▶ **Task material**
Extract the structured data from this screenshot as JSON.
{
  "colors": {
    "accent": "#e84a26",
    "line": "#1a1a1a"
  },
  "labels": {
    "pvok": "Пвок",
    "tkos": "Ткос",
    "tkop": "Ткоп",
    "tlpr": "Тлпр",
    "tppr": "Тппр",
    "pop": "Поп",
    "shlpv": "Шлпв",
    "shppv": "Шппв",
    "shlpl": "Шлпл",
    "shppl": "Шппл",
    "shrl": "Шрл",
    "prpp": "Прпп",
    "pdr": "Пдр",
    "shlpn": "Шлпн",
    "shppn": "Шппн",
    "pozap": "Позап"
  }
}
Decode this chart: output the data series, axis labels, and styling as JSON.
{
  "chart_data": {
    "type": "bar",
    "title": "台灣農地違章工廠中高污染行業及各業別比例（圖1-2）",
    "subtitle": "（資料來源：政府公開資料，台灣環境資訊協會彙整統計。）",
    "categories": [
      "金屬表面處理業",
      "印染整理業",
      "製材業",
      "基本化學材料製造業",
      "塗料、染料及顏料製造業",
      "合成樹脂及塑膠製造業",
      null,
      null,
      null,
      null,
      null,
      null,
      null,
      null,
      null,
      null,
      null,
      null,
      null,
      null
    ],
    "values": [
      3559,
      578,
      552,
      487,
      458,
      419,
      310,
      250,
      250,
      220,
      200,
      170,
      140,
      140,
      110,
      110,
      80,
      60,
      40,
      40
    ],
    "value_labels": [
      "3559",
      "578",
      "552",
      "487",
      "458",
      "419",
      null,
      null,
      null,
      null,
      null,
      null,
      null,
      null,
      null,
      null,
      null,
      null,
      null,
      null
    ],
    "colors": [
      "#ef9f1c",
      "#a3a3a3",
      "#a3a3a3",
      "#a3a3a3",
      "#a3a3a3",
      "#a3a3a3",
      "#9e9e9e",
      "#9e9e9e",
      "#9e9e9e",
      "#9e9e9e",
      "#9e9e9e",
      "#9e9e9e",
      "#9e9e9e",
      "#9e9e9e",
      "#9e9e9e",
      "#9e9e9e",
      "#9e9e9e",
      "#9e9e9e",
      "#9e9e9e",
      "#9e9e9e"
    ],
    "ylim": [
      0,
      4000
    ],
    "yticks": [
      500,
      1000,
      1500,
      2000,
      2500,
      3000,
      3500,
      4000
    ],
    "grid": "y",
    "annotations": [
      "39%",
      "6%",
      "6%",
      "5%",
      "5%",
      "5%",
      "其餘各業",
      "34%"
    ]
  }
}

▶ **Your objective**
Using the records above, find and show each line with the string "this".

▶ **Written response**
Extract the structured data from this screenshot as JSON.
Decode this chart: output the data series, axis labels, and styling as JSON.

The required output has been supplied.